WHAT TO WORK ON:
A - For each statement about the interim report note, say whether it agrees with the text. Answer yes or no, and quote the words of the text that decide it. (i) The Group's borrowing requirement peaks in October. (ii) The interim report includes all the disclosures required in the annual financial statements. (iii) The Directors are certain that external financial support will continue.
B - Transcribe part of the interim report note, beginning at the words "Going concern basis" and stopping after "will not do so.".
======== PROVIDED PASSAGE
The Group interim report has been prepared and approved by the
Directors in accordance with International Financial Reporting
Standards as adopted by the EU ("Adopted IFRS"). The financial
information for the year ended 31 March 2018 is extracted from the
statutory accounts of the Group for that financial year and does
not constitute statutory accounts as defined in Section 434 of the
Companies Act 2006. The auditor's report was (i) unqualified; (ii)
did not include a reference to any matters to which the auditor
drew attention by way of emphasis without qualifying their report;
and (iii) did not contain a statement under Section 498 (2) of the
Companies Act 2006.
The interim report does not include all the information and
disclosures required in the annual financial statements and should
be read in conjunction with the Group's annual financial statements
for the year ended 31 March 2018.
Going concern basis
The borrowing requirement of the Group increases steadily over
the period from July and peaks in October, due to the seasonality
of the business, as sales of wrap and crackers are mainly for the
Christmas market, before then reducing.
As with any company placing reliance on external entities for
financial support, the Directors acknowledge that there can be no
certainty that this support will continue, although, at the date of
approval of this interim report, they have no reason to believe
that it will not do so.
After making enquiries, the Directors have a reasonable
expectation that the Company and the Group have adequate resources
to continue in operational existence for the foreseeable future.
================
======== GIVEN DATA
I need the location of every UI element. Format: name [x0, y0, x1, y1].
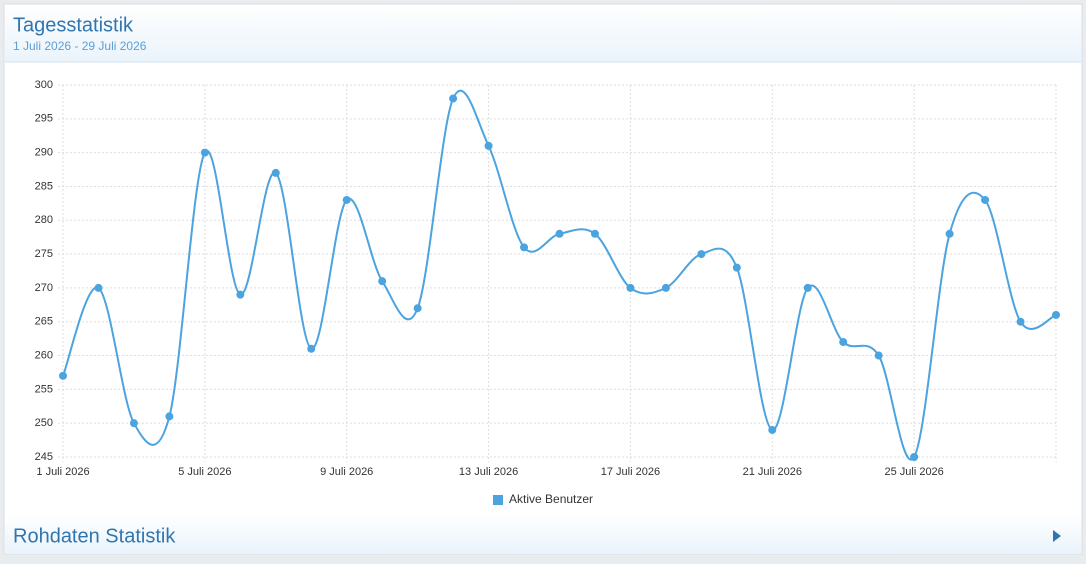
- point: [910, 453, 919, 461]
- panel: [3, 3, 1083, 555]
- point: [200, 148, 209, 157]
- point: [271, 168, 280, 177]
- footer-title[interactable]: Rohdaten Statistik: [13, 525, 176, 547]
- y-tick-label: 285: [35, 180, 53, 192]
- y-tick-label: 300: [35, 79, 53, 91]
- legend-swatch[interactable]: [493, 495, 503, 505]
- point: [945, 229, 954, 238]
- point: [697, 250, 706, 259]
- point: [1016, 317, 1025, 326]
- expand-arrow[interactable]: [1053, 530, 1061, 542]
- point: [732, 263, 741, 272]
- point: [839, 338, 848, 347]
- y-tick-label: 255: [35, 383, 53, 395]
- point: [874, 351, 883, 360]
- legend-label[interactable]: Aktive Benutzer: [509, 492, 593, 506]
- y-tick-label: 260: [35, 349, 53, 361]
- point: [449, 94, 458, 103]
- point: [378, 277, 387, 286]
- panel-title: Tagesstatistik: [13, 14, 134, 36]
- y-tick-label: 250: [35, 417, 53, 429]
- y-tick-label: 290: [35, 147, 53, 159]
- x-tick-label: 13 Juli 2026: [459, 466, 518, 478]
- point: [520, 243, 529, 252]
- panel-subtitle: 1 Juli 2026 - 29 Juli 2026: [13, 39, 147, 53]
- x-tick-label: 21 Juli 2026: [743, 466, 802, 478]
- point: [413, 304, 422, 313]
- point: [803, 283, 812, 292]
- y-tick-label: 295: [35, 113, 53, 125]
- point: [555, 229, 564, 238]
- panel-header: [5, 5, 1081, 62]
- x-tick-label: 5 Juli 2026: [178, 466, 231, 478]
- y-tick-label: 275: [35, 248, 53, 260]
- point: [59, 371, 67, 380]
- y-tick-label: 265: [35, 316, 53, 328]
- footer-panel[interactable]: [5, 515, 1081, 554]
- y-tick-label: 245: [35, 451, 53, 463]
- x-tick-label: 25 Juli 2026: [884, 466, 943, 478]
- x-tick-label: 1 Juli 2026: [36, 466, 89, 478]
- point: [94, 283, 103, 292]
- point: [342, 195, 351, 204]
- x-tick-label: 17 Juli 2026: [601, 466, 660, 478]
- point: [165, 412, 174, 421]
- point: [768, 425, 777, 434]
- point: [1052, 310, 1060, 319]
- point: [626, 283, 635, 292]
- y-tick-label: 270: [35, 282, 53, 294]
- y-tick-label: 280: [35, 214, 53, 226]
- chart: 245 250 255 260 265 270 275 280 285 290 295 300 1 Ju…: [35, 79, 1060, 506]
- point: [981, 195, 990, 204]
- point: [484, 141, 493, 150]
- point: [236, 290, 245, 299]
- x-tick-label: 9 Juli 2026: [320, 466, 373, 478]
- point: [590, 229, 599, 238]
- line: [62, 89, 1057, 461]
- point: [661, 283, 670, 292]
- point: [307, 344, 316, 353]
- point: [129, 419, 138, 428]
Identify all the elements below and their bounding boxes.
================
RESPONSE LIST:
A -
(i) Yes: "peaks in October"
(ii) No: "does not include all the information and disclosures required in the annual financial statements"
(iii) No: "there can be no certainty that this support will continue"

B -
Going concern basis
The borrowing requirement of the Group increases steadily over
the period from July and peaks in October, due to the seasonality
of the business, as sales of wrap and crackers are mainly for the
Christmas market, before then reducing.
As with any company placing reliance on external entities for
financial support, the Directors acknowledge that there can be no
certainty that this support will continue, although, at the date of
approval of this interim report, they have no reason to believe
that it will not do so.